Instructions for the task: Report back each line of the records that contains the string "this".
((
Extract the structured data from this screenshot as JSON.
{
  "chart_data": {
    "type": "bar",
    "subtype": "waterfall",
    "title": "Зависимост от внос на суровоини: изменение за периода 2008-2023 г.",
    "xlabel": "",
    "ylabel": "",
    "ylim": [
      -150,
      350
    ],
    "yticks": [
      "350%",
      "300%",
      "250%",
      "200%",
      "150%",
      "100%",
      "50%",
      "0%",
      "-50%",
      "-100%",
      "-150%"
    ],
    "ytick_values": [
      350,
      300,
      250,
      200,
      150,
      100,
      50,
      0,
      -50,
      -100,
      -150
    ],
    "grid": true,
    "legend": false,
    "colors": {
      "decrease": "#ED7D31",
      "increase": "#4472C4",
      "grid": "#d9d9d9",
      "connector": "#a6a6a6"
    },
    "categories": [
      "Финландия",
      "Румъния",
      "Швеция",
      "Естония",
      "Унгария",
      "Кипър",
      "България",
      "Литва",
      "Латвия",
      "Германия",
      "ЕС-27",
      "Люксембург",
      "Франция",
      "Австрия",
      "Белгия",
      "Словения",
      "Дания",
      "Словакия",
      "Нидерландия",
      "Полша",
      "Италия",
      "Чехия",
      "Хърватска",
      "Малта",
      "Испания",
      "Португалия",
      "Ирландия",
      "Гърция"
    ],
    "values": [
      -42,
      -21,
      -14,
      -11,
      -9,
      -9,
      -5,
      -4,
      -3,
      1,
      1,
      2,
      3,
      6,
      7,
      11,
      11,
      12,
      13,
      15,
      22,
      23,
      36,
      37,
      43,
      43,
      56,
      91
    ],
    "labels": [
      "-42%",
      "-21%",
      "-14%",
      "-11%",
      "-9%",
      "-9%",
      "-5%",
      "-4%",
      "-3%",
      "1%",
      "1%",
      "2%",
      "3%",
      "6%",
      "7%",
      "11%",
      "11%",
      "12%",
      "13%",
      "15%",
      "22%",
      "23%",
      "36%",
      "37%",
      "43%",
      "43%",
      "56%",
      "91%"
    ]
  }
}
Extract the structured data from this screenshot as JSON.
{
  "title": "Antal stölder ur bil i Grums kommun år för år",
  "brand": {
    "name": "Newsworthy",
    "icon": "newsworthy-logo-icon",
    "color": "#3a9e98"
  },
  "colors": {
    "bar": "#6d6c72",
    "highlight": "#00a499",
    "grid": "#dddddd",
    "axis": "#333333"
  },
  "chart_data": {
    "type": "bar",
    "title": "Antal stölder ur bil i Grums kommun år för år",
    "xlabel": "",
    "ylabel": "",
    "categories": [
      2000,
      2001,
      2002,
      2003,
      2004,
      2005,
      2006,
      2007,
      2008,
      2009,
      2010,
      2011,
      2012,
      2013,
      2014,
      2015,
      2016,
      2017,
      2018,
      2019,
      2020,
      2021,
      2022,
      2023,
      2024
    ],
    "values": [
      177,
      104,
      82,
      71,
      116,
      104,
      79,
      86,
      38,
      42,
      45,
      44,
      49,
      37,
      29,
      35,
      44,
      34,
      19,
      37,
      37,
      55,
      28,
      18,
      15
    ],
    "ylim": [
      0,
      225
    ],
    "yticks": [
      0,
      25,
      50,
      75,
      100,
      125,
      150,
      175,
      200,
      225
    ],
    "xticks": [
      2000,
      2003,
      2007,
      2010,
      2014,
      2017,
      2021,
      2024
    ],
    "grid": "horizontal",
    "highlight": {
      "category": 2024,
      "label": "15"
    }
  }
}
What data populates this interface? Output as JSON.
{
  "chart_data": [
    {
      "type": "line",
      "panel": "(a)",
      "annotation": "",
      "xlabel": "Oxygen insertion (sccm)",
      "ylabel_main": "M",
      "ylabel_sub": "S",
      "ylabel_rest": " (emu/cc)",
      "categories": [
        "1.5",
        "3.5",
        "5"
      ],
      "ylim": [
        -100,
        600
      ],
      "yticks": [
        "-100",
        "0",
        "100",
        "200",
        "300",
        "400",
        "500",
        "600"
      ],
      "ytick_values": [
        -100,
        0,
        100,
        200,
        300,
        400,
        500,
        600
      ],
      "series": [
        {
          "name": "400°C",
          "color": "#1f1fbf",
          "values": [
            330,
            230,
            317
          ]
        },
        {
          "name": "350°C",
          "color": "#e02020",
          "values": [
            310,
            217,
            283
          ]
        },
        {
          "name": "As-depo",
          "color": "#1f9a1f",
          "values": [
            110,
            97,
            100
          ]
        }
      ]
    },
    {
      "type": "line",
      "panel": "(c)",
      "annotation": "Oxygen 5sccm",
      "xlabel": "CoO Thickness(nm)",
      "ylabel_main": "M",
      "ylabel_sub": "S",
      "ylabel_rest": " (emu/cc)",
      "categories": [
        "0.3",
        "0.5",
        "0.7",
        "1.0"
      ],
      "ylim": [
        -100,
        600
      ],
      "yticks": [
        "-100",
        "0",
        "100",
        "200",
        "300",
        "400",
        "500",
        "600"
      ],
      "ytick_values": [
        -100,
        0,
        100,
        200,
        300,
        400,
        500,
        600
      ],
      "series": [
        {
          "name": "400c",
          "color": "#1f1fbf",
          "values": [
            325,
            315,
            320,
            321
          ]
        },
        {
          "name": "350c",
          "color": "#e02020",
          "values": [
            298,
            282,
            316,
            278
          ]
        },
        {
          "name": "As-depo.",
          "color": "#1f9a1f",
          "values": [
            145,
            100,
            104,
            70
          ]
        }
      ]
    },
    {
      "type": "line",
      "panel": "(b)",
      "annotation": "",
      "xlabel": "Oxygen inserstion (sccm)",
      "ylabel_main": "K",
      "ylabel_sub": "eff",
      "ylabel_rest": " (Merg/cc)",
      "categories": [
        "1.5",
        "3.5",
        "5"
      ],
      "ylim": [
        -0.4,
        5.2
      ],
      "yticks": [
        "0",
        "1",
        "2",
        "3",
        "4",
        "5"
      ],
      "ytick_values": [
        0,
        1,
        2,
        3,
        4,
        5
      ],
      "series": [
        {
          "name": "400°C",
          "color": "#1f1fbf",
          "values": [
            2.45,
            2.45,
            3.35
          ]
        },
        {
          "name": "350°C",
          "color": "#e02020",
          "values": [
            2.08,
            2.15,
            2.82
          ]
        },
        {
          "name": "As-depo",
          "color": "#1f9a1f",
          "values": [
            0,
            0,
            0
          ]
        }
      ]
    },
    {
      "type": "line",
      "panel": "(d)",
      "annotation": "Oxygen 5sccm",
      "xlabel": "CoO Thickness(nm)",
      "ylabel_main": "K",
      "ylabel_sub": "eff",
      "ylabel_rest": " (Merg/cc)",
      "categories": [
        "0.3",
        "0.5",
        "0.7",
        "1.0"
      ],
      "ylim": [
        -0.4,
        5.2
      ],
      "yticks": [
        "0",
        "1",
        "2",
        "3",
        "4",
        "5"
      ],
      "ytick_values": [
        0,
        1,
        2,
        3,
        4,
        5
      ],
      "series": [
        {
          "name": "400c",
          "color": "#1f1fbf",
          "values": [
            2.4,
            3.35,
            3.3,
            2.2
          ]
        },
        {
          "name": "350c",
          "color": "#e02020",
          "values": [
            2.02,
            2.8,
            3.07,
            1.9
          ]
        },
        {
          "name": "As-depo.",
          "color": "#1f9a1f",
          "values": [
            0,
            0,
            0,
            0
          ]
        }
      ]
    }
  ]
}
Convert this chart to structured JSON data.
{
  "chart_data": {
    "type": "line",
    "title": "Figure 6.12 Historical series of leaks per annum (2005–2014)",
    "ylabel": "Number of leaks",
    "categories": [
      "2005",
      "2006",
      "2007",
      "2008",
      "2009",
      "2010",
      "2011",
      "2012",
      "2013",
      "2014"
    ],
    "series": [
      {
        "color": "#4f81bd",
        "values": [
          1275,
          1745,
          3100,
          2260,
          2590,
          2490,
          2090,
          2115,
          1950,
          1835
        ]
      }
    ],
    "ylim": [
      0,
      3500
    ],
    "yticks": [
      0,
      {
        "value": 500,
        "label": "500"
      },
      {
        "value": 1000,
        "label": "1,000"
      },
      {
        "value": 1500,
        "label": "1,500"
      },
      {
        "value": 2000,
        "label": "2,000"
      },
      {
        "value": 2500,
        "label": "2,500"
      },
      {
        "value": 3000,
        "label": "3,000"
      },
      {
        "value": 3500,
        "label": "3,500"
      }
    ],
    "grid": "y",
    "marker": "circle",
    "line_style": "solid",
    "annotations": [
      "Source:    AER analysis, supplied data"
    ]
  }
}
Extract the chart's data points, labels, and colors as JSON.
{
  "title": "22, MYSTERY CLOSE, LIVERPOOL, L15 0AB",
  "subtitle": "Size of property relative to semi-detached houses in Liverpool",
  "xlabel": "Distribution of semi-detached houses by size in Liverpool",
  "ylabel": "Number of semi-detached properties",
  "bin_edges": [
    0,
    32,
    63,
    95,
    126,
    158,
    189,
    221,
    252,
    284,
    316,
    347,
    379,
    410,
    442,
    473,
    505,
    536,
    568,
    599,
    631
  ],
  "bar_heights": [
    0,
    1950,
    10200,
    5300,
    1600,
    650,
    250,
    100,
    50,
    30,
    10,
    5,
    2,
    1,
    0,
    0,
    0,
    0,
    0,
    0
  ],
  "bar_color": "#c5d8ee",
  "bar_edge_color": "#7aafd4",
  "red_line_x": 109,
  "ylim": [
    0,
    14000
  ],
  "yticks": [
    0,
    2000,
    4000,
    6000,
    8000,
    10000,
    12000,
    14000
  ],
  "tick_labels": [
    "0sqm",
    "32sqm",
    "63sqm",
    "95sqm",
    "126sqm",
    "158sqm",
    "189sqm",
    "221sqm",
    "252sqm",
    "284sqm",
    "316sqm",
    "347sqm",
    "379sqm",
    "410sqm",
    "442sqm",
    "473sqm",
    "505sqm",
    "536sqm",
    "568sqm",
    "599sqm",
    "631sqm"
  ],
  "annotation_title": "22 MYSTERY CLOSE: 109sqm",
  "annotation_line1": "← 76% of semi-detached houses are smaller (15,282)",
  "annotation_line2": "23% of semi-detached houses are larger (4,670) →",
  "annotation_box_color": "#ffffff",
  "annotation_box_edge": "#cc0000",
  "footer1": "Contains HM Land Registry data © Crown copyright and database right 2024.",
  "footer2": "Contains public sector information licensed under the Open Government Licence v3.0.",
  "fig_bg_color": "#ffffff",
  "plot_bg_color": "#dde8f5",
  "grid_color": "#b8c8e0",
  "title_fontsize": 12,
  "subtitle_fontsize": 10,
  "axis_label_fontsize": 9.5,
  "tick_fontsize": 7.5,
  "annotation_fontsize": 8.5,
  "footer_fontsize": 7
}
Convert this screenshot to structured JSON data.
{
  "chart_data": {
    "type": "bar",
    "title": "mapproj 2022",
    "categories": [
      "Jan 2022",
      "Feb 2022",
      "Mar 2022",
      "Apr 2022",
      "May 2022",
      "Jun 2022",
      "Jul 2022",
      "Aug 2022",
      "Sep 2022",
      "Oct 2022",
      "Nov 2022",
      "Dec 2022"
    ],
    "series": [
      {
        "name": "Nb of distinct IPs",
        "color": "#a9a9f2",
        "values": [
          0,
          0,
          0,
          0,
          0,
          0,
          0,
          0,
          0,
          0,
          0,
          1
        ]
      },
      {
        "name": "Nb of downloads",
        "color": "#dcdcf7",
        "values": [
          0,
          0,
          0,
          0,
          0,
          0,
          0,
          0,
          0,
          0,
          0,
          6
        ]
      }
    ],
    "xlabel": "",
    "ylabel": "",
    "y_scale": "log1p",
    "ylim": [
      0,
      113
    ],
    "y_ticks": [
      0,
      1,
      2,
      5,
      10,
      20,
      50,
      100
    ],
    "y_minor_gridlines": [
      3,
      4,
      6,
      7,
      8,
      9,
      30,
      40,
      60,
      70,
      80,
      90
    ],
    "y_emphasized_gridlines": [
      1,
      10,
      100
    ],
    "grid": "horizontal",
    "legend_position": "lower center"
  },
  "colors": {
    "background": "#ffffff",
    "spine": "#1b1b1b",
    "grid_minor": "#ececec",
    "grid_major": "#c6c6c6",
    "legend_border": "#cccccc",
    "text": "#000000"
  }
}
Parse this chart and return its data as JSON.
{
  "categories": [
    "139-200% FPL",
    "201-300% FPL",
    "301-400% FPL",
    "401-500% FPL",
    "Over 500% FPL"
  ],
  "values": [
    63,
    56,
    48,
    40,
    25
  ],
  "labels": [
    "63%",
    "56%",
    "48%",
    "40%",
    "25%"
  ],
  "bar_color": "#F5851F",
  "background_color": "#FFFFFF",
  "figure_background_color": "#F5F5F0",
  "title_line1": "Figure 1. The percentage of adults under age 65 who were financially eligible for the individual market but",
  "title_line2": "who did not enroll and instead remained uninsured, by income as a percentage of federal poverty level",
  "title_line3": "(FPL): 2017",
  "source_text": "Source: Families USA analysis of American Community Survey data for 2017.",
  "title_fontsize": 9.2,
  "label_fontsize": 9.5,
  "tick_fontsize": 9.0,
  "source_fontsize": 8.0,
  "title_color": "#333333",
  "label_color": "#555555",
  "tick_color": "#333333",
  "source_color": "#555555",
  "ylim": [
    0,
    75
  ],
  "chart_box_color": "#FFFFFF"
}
))
Answer for the task:
Extract the structured data from this screenshot as JSON.
Extract the structured data from this screenshot as JSON.
What data populates this interface? Output as JSON.
Convert this chart to structured JSON data.
Convert this screenshot to structured JSON data.
Parse this chart and return its data as JSON.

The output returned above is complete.